▶ TASK BRIEF
From the entries that follow, list every line in which the string "شهرستان" appears.

▶ INPUT DATA
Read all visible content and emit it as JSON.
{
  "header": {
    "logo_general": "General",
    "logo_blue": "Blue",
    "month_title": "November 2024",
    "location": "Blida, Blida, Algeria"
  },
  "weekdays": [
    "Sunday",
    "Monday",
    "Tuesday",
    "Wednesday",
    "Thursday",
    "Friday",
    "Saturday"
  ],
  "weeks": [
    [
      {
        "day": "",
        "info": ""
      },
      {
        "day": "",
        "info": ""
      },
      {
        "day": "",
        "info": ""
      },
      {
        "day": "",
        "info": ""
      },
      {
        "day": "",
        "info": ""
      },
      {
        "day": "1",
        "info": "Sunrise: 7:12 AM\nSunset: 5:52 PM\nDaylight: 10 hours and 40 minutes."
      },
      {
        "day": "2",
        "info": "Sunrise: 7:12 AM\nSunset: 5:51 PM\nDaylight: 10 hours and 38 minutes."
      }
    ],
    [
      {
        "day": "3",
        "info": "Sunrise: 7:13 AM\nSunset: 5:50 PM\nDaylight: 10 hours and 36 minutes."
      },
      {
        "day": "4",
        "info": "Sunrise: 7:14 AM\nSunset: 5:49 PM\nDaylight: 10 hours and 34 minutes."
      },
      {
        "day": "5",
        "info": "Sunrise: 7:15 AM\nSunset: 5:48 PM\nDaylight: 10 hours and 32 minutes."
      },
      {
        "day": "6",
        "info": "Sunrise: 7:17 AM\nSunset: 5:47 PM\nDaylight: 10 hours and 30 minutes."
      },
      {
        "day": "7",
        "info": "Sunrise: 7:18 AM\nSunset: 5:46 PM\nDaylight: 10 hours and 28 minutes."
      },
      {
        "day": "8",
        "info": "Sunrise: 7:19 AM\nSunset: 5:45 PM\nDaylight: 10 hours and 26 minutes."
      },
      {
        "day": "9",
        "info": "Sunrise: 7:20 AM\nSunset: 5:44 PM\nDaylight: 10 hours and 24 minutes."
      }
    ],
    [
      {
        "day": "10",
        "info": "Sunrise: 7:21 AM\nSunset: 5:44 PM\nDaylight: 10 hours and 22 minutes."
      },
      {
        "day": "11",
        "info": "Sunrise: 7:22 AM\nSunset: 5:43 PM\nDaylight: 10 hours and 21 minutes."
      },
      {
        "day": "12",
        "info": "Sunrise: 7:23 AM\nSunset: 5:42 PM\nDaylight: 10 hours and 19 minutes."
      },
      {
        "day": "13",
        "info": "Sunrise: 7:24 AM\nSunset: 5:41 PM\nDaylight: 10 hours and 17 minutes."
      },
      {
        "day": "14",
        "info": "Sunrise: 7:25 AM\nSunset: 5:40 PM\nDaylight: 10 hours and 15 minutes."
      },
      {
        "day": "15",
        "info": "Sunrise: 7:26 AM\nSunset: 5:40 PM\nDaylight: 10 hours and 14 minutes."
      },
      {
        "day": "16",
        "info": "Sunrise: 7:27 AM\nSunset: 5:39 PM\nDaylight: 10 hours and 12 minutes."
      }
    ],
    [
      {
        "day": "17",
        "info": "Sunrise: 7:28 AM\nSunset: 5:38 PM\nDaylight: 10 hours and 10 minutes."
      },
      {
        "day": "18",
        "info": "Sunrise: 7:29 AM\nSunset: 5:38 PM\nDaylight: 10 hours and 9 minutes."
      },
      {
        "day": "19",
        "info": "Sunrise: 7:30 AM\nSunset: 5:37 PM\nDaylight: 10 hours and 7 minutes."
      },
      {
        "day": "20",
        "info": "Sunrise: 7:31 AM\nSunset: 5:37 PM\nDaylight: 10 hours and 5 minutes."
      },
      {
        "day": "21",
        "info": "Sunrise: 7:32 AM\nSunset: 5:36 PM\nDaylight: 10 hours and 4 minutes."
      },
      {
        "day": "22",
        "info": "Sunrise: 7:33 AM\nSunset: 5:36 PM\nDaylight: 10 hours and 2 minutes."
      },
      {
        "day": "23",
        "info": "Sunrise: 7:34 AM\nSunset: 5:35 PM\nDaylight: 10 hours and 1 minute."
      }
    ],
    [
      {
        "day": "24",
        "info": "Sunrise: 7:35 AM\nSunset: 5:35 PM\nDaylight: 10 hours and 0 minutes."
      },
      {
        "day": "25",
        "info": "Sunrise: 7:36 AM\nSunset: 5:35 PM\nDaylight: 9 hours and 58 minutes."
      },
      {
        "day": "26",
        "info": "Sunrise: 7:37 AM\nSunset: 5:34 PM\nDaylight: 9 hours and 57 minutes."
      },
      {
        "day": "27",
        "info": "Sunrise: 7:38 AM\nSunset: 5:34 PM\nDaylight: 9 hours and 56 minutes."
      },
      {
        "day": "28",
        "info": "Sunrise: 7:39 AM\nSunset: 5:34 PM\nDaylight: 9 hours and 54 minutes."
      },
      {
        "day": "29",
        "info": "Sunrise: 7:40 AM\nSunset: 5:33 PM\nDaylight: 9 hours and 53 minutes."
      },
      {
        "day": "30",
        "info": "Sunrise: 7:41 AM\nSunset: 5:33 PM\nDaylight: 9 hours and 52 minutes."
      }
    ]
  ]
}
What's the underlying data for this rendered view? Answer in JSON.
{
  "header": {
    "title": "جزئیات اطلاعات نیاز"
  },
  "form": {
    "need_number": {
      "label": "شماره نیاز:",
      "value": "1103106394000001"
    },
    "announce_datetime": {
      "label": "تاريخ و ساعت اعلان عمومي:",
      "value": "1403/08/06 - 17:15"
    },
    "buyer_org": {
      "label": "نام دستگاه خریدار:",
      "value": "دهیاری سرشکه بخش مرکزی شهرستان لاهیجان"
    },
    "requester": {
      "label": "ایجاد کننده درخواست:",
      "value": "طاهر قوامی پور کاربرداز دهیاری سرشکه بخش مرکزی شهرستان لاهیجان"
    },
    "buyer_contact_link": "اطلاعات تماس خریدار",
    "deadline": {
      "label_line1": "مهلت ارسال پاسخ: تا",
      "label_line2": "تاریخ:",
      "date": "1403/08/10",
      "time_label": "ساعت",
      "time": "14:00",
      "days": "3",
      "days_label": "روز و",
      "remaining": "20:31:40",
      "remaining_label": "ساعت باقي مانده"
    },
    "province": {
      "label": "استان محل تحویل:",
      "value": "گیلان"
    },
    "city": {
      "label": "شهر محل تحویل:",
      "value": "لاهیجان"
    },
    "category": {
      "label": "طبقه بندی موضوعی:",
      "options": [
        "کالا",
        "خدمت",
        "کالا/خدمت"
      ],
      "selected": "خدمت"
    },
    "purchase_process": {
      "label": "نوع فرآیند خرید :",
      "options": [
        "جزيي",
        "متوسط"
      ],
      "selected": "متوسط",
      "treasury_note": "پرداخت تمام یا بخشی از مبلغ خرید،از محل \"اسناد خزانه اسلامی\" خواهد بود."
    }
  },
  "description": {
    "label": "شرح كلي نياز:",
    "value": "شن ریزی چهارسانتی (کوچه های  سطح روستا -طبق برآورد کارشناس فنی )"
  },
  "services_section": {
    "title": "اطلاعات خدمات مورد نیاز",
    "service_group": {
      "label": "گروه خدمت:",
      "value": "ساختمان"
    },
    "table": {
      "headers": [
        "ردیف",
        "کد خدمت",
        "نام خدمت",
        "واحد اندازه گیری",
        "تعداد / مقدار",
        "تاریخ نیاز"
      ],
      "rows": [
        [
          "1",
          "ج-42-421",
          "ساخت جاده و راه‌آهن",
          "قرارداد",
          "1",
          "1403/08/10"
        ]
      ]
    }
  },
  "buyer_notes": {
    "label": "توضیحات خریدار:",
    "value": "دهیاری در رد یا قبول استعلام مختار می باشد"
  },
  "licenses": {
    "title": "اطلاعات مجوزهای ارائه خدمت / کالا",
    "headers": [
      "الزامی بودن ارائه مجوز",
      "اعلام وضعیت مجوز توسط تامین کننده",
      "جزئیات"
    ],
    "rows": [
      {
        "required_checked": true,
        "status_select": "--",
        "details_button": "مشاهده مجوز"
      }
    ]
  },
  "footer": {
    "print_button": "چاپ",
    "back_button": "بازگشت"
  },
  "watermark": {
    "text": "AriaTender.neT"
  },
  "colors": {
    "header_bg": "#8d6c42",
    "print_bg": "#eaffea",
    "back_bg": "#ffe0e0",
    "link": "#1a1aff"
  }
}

▶ REPLY TO THE EXERCISE
      "value": "دهیاری سرشکه بخش مرکزی شهرستان لاهیجان"
      "value": "طاهر قوامی پور کاربرداز دهیاری سرشکه بخش مرکزی شهرستان لاهیجان"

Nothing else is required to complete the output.